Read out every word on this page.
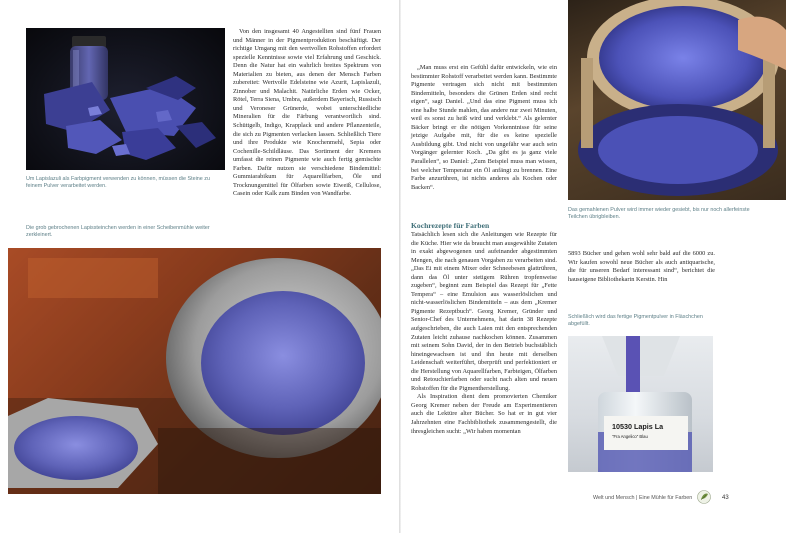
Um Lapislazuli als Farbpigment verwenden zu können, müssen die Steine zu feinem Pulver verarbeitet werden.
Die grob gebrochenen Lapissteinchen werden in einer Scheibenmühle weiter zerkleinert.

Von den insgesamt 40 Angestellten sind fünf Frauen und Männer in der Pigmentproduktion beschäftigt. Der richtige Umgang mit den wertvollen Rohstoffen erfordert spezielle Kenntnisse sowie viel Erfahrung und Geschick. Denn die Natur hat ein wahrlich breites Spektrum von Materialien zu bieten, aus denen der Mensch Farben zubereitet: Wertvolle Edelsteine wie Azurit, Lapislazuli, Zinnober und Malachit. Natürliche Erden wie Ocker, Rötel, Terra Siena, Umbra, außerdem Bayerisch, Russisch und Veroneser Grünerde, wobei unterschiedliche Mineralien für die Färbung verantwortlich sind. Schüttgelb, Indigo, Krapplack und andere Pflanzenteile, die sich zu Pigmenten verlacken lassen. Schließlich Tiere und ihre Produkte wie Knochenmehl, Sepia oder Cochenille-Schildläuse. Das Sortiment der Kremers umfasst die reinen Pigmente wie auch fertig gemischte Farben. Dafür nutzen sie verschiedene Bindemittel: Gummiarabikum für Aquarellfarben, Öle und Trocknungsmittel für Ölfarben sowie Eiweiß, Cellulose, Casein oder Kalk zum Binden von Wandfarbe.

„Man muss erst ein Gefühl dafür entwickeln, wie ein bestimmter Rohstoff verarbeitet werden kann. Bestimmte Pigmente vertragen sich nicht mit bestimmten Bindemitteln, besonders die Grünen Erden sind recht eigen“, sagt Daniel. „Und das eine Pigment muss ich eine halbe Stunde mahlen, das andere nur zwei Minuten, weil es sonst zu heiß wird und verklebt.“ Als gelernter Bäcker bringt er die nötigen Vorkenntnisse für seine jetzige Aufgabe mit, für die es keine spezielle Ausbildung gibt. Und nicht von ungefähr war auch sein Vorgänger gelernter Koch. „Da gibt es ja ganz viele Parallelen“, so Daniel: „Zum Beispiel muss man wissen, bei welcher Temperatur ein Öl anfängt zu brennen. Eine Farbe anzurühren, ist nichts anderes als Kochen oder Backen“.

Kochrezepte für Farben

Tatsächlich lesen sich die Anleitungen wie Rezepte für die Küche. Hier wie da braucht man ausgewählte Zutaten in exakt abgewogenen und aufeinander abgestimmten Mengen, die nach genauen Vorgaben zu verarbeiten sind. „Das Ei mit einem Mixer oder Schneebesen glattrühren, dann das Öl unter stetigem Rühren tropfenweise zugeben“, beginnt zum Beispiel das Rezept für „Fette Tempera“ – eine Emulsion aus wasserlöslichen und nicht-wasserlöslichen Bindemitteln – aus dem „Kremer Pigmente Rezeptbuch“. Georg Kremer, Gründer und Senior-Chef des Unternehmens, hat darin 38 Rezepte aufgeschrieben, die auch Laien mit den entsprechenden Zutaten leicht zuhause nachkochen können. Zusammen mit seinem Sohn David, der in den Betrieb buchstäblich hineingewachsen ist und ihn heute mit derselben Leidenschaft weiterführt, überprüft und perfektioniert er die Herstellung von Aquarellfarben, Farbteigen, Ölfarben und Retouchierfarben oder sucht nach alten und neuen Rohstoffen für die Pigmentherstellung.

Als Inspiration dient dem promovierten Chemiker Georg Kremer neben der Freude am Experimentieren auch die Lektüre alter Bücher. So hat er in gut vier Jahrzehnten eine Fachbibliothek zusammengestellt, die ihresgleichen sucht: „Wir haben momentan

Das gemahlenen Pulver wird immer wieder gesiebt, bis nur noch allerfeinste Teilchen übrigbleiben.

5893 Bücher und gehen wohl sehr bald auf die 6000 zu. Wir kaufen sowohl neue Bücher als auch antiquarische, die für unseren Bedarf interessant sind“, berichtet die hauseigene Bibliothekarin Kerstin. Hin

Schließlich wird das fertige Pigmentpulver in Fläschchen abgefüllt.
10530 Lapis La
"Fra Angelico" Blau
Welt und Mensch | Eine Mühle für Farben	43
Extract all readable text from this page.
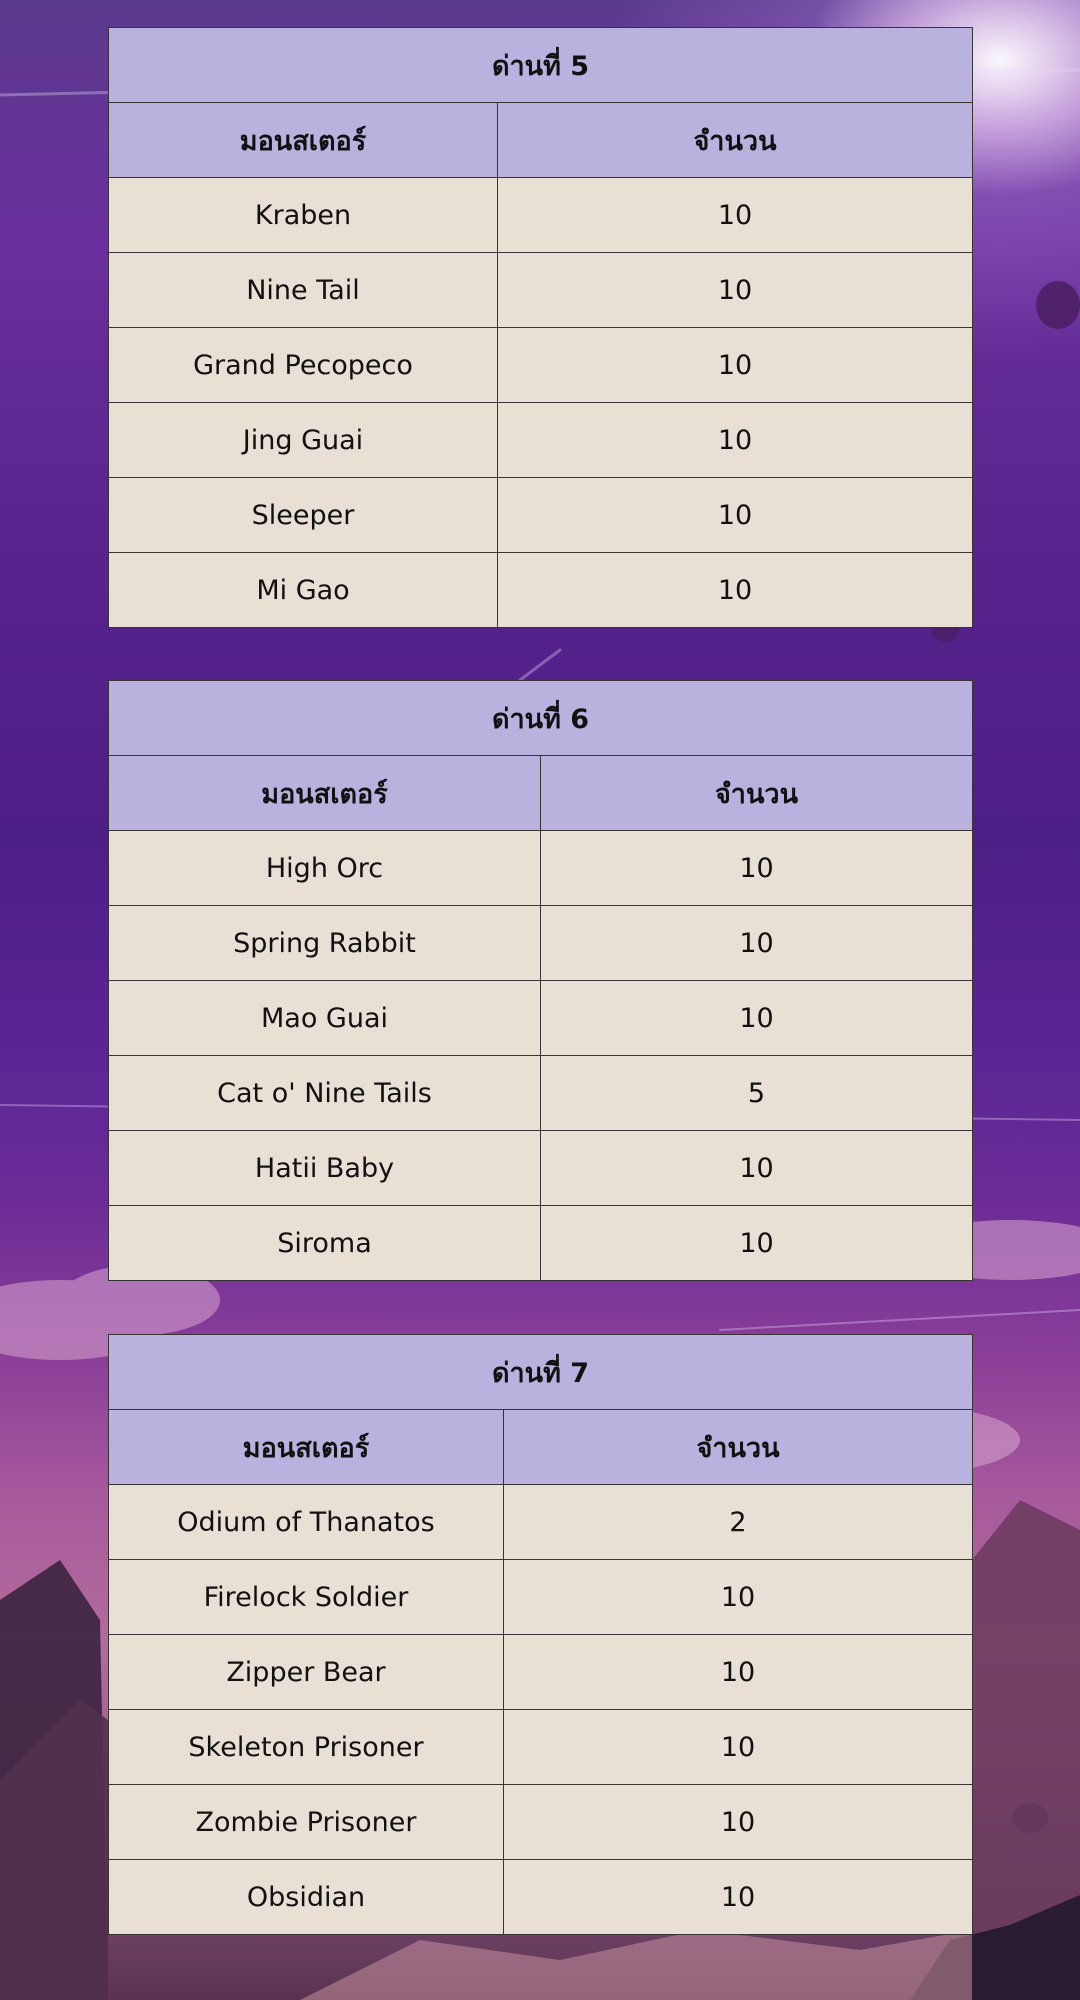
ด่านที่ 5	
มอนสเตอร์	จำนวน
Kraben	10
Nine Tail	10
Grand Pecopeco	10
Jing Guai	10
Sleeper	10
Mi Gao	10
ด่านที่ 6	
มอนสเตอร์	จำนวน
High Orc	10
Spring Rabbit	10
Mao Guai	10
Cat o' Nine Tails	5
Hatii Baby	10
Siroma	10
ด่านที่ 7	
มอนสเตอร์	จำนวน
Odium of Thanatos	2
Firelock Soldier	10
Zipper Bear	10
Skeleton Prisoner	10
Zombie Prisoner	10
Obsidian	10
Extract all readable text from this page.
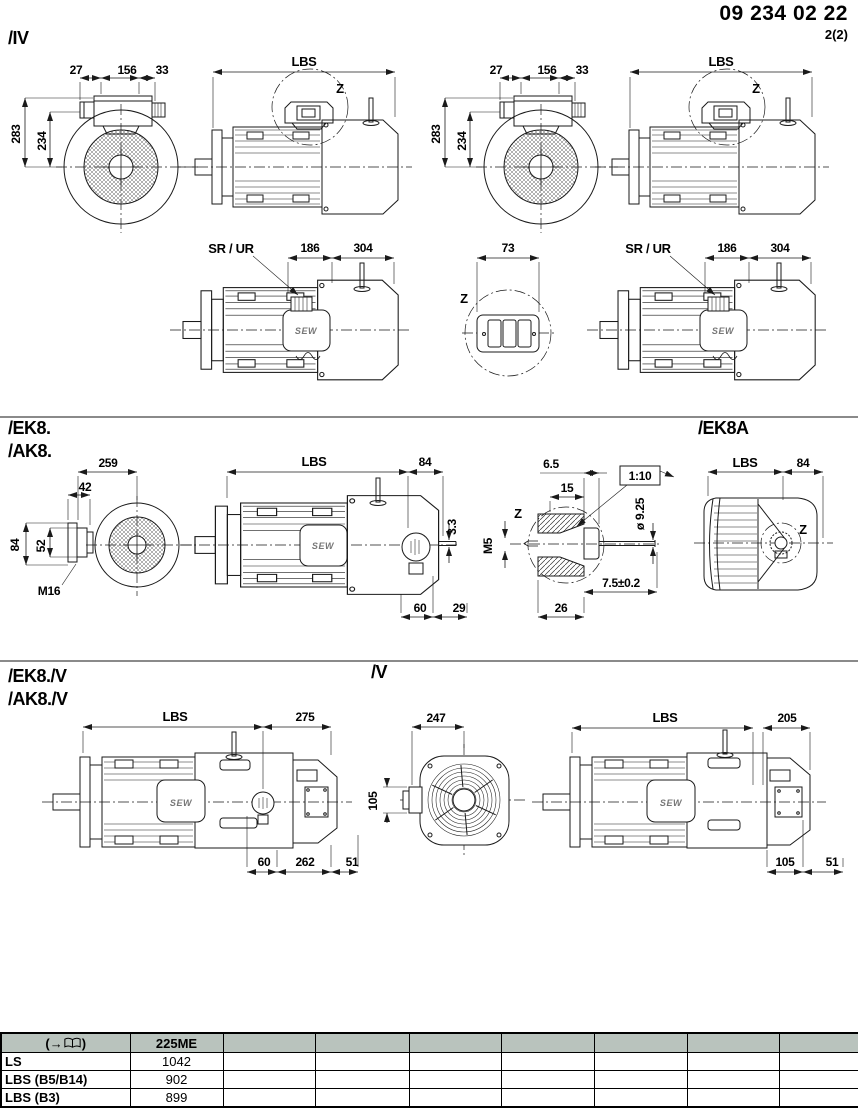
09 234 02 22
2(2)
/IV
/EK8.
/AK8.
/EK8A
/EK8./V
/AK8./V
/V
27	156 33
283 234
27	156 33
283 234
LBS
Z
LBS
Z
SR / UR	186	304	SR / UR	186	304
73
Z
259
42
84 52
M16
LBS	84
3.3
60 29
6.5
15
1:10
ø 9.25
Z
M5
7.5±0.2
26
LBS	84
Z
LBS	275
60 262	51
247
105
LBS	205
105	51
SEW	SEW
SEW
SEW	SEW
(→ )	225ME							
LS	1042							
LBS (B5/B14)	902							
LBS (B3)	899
----------
Task details:
Extract from the material all lines containing the string "spezielle".

Exercise solution:
Von den insgesamt 40 Angestellten sind fünf Frauen und Männer in der Pigmentproduktion beschäftigt. Der richtige Umgang mit den wertvollen Rohstoffen erfordert spezielle Kenntnisse sowie viel Erfahrung und Geschick. Denn die Natur hat ein wahrlich breites Spektrum von Materialien zu bieten, aus denen der Mensch Farben zubereitet: Wertvolle Edelsteine wie Azurit, Lapislazuli, Zinnober und Malachit. Natürliche Erden wie Ocker, Rötel, Terra Siena, Umbra, außerdem Bayerisch, Russisch und Veroneser Grünerde, wobei unterschiedliche Mineralien für die Färbung verantwortlich sind. Schüttgelb, Indigo, Krapplack und andere Pflanzenteile, die sich zu Pigmenten verlacken lassen. Schließlich Tiere und ihre Produkte wie Knochenmehl, Sepia oder Cochenille-Schildläuse. Das Sortiment der Kremers umfasst die reinen Pigmente wie auch fertig gemischte Farben. Dafür nutzen sie verschiedene Bindemittel: Gummiarabikum für Aquarellfarben, Öle und Trocknungsmittel für Ölfarben sowie Eiweiß, Cellulose, Casein oder Kalk zum Binden von Wandfarbe.
„Man muss erst ein Gefühl dafür entwickeln, wie ein bestimmter Rohstoff verarbeitet werden kann. Bestimmte Pigmente vertragen sich nicht mit bestimmten Bindemitteln, besonders die Grünen Erden sind recht eigen“, sagt Daniel. „Und das eine Pigment muss ich eine halbe Stunde mahlen, das andere nur zwei Minuten, weil es sonst zu heiß wird und verklebt.“ Als gelernter Bäcker bringt er die nötigen Vorkenntnisse für seine jetzige Aufgabe mit, für die es keine spezielle Ausbildung gibt. Und nicht von ungefähr war auch sein Vorgänger gelernter Koch. „Da gibt es ja ganz viele Parallelen“, so Daniel: „Zum Beispiel muss man wissen, bei welcher Temperatur ein Öl anfängt zu brennen. Eine Farbe anzurühren, ist nichts anderes als Kochen oder Backen“.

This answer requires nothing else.